(Task instructions) Pull every line of the entries that has the word "title".

(Records provided)
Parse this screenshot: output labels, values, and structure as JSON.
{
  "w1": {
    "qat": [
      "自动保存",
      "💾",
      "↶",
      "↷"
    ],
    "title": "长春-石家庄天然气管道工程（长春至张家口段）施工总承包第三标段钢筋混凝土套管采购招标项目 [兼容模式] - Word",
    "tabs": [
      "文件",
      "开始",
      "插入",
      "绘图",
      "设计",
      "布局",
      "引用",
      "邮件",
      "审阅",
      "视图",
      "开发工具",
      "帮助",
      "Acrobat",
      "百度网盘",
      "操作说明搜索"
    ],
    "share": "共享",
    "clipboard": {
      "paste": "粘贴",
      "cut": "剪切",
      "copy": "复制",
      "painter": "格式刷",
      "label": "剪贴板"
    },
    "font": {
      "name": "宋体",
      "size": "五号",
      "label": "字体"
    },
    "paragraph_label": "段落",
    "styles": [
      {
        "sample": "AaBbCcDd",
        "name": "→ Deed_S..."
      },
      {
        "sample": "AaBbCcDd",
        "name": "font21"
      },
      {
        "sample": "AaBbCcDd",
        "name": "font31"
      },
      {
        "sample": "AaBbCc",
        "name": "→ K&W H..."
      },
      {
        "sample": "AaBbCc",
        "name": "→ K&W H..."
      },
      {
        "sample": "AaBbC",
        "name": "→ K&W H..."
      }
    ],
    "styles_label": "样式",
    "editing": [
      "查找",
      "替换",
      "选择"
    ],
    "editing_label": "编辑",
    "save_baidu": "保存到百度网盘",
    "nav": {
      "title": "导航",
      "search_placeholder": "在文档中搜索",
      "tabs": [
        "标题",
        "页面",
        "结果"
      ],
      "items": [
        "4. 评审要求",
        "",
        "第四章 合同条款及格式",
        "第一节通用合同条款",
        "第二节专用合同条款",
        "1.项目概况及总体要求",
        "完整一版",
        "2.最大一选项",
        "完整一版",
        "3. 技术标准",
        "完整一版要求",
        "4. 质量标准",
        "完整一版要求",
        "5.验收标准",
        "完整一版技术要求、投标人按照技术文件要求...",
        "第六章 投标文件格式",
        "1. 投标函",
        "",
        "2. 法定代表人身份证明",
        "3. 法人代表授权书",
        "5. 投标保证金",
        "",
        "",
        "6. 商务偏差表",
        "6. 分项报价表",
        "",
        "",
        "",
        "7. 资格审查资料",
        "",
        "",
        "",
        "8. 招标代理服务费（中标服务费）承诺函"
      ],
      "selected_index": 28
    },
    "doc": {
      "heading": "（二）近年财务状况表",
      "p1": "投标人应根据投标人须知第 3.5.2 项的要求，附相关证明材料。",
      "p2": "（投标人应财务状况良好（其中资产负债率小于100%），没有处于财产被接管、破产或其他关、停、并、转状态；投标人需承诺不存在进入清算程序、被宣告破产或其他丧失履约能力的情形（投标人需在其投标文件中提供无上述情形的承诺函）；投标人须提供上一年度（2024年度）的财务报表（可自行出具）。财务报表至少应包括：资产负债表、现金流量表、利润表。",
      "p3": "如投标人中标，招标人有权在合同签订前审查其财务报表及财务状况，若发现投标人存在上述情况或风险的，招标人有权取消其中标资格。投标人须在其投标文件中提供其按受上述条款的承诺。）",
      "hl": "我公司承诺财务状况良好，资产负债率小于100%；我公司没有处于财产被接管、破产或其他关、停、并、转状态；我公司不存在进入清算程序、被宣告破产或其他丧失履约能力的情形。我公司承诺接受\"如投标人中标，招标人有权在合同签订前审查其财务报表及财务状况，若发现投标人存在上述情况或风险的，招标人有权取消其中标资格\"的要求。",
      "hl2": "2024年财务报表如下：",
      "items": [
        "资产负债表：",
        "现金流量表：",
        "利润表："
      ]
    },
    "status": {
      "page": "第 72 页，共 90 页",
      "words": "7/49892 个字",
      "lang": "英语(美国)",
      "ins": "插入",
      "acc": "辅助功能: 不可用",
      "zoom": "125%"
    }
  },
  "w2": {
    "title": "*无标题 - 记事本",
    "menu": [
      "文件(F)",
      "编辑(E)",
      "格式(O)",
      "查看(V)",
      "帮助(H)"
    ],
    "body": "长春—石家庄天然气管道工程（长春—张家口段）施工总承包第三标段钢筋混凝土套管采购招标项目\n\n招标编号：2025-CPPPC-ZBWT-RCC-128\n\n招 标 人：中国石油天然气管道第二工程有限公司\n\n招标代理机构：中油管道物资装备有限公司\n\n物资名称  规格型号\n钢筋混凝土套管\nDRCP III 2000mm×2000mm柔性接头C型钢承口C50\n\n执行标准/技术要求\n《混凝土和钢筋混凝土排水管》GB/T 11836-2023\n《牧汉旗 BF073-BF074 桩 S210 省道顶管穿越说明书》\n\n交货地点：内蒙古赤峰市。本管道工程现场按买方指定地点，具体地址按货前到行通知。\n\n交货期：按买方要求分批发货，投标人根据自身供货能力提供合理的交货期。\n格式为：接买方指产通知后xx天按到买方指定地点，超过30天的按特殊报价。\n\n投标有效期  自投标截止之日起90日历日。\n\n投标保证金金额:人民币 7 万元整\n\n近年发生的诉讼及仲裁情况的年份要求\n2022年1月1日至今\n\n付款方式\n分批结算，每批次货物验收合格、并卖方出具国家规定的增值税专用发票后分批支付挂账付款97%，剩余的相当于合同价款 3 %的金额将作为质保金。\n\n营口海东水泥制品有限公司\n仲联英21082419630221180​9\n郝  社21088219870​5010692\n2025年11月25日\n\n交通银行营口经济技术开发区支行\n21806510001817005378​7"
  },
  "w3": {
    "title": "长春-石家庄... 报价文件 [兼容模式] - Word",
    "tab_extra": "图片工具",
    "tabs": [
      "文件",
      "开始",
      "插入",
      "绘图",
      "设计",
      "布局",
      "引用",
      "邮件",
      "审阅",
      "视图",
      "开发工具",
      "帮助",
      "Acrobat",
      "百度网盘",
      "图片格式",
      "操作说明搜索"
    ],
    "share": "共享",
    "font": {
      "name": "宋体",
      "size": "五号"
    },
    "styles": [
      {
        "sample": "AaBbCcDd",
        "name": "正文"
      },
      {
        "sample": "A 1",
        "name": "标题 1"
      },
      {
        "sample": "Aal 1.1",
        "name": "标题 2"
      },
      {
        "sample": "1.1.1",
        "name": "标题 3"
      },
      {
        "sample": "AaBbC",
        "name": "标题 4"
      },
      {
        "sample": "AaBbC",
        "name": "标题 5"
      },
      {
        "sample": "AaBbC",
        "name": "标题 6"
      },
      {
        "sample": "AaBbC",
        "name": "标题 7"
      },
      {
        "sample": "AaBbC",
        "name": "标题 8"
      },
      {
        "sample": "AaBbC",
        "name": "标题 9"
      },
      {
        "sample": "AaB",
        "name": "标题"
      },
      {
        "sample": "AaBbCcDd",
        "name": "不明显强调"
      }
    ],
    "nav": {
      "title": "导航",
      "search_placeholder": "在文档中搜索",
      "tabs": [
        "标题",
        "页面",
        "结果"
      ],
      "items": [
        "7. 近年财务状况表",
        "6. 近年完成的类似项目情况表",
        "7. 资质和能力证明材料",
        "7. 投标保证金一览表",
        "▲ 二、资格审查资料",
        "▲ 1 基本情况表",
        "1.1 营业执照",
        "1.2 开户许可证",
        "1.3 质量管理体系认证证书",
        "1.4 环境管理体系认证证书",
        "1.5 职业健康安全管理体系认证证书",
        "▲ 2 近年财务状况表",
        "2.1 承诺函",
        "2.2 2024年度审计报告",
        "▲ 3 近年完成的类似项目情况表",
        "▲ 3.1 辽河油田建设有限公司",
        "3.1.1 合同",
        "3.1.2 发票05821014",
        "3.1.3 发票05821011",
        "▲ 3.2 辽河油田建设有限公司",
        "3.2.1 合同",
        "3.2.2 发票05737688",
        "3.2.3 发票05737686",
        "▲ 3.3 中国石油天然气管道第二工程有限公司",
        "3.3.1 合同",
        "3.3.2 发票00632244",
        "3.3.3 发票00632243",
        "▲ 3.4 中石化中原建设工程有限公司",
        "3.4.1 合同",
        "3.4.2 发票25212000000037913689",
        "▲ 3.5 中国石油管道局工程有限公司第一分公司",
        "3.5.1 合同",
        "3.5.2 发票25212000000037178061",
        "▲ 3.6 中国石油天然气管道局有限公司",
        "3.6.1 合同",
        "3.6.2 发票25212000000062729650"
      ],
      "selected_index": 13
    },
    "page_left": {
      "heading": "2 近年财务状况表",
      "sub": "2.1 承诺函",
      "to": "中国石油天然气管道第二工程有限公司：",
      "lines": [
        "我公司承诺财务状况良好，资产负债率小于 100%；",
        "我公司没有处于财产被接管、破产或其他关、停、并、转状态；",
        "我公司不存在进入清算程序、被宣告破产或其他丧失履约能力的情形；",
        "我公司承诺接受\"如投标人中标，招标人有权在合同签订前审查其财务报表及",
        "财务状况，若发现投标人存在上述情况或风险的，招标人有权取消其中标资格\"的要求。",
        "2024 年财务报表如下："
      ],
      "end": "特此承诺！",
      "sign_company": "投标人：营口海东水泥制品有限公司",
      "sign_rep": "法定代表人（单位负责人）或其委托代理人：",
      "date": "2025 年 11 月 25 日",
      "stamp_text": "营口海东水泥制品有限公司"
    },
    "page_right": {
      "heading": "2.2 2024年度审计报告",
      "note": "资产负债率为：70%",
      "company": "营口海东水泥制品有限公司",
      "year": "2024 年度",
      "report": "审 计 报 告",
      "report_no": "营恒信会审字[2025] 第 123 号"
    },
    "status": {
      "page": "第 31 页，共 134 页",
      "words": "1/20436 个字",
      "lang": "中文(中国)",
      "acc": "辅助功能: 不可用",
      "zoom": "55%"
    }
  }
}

(Correct answer)
    "title": "长春-石家庄天然气管道工程（长春至张家口段）施工总承包第三标段钢筋混凝土套管采购招标项目 [兼容模式] - Word",
      "title": "导航",
    "title": "*无标题 - 记事本",
    "title": "长春-石家庄... 报价文件 [兼容模式] - Word",
      "title": "导航",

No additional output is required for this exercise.